◆ Stored items:
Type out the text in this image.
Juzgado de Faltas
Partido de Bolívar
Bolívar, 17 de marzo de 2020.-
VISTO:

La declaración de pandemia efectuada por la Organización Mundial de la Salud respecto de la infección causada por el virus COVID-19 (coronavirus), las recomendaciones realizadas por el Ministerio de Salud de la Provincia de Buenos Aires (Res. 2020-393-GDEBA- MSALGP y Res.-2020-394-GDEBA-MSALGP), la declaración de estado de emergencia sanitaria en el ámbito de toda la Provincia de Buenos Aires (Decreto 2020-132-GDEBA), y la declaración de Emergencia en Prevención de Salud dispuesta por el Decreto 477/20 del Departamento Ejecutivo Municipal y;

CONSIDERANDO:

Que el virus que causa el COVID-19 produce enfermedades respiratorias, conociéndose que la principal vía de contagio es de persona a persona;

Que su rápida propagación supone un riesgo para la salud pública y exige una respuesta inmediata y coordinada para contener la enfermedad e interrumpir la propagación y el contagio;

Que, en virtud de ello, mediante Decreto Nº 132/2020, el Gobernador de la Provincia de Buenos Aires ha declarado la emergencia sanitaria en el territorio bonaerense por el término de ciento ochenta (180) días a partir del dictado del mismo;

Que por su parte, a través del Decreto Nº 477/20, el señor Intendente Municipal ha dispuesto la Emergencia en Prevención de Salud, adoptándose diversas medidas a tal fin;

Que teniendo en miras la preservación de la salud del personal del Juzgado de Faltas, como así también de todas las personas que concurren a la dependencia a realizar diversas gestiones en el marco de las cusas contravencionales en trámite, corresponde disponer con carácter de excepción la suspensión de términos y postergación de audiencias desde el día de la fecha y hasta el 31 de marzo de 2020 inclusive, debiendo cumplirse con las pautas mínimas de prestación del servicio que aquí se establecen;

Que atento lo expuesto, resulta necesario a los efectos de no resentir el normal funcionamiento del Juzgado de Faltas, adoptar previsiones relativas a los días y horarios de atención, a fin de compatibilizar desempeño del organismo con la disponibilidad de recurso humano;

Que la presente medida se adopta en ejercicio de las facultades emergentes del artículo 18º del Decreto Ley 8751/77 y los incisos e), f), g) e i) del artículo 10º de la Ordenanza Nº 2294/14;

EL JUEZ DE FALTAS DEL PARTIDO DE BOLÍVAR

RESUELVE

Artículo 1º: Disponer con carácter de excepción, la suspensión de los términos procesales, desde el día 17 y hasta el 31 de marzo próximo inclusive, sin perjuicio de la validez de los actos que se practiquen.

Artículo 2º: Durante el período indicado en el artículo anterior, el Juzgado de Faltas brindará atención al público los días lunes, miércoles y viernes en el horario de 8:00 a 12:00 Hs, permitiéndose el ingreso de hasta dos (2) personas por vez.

◆ WHAT YOU SHOULD DO: Reprint every entry exactly.

◆ RESULT FOR THIS TASK:
Type out the text in this image.
Juzgado de Faltas
Partido de Bolívar
Bolívar, 17 de marzo de 2020.-
VISTO:

La declaración de pandemia efectuada por la Organización Mundial de la Salud respecto de la infección causada por el virus COVID-19 (coronavirus), las recomendaciones realizadas por el Ministerio de Salud de la Provincia de Buenos Aires (Res. 2020-393-GDEBA- MSALGP y Res.-2020-394-GDEBA-MSALGP), la declaración de estado de emergencia sanitaria en el ámbito de toda la Provincia de Buenos Aires (Decreto 2020-132-GDEBA), y la declaración de Emergencia en Prevención de Salud dispuesta por el Decreto 477/20 del Departamento Ejecutivo Municipal y;

CONSIDERANDO:

Que el virus que causa el COVID-19 produce enfermedades respiratorias, conociéndose que la principal vía de contagio es de persona a persona;

Que su rápida propagación supone un riesgo para la salud pública y exige una respuesta inmediata y coordinada para contener la enfermedad e interrumpir la propagación y el contagio;

Que, en virtud de ello, mediante Decreto Nº 132/2020, el Gobernador de la Provincia de Buenos Aires ha declarado la emergencia sanitaria en el territorio bonaerense por el término de ciento ochenta (180) días a partir del dictado del mismo;

Que por su parte, a través del Decreto Nº 477/20, el señor Intendente Municipal ha dispuesto la Emergencia en Prevención de Salud, adoptándose diversas medidas a tal fin;

Que teniendo en miras la preservación de la salud del personal del Juzgado de Faltas, como así también de todas las personas que concurren a la dependencia a realizar diversas gestiones en el marco de las cusas contravencionales en trámite, corresponde disponer con carácter de excepción la suspensión de términos y postergación de audiencias desde el día de la fecha y hasta el 31 de marzo de 2020 inclusive, debiendo cumplirse con las pautas mínimas de prestación del servicio que aquí se establecen;

Que atento lo expuesto, resulta necesario a los efectos de no resentir el normal funcionamiento del Juzgado de Faltas, adoptar previsiones relativas a los días y horarios de atención, a fin de compatibilizar desempeño del organismo con la disponibilidad de recurso humano;

Que la presente medida se adopta en ejercicio de las facultades emergentes del artículo 18º del Decreto Ley 8751/77 y los incisos e), f), g) e i) del artículo 10º de la Ordenanza Nº 2294/14;

EL JUEZ DE FALTAS DEL PARTIDO DE BOLÍVAR

RESUELVE

Artículo 1º: Disponer con carácter de excepción, la suspensión de los términos procesales, desde el día 17 y hasta el 31 de marzo próximo inclusive, sin perjuicio de la validez de los actos que se practiquen.

Artículo 2º: Durante el período indicado en el artículo anterior, el Juzgado de Faltas brindará atención al público los días lunes, miércoles y viernes en el horario de 8:00 a 12:00 Hs, permitiéndose el ingreso de hasta dos (2) personas por vez.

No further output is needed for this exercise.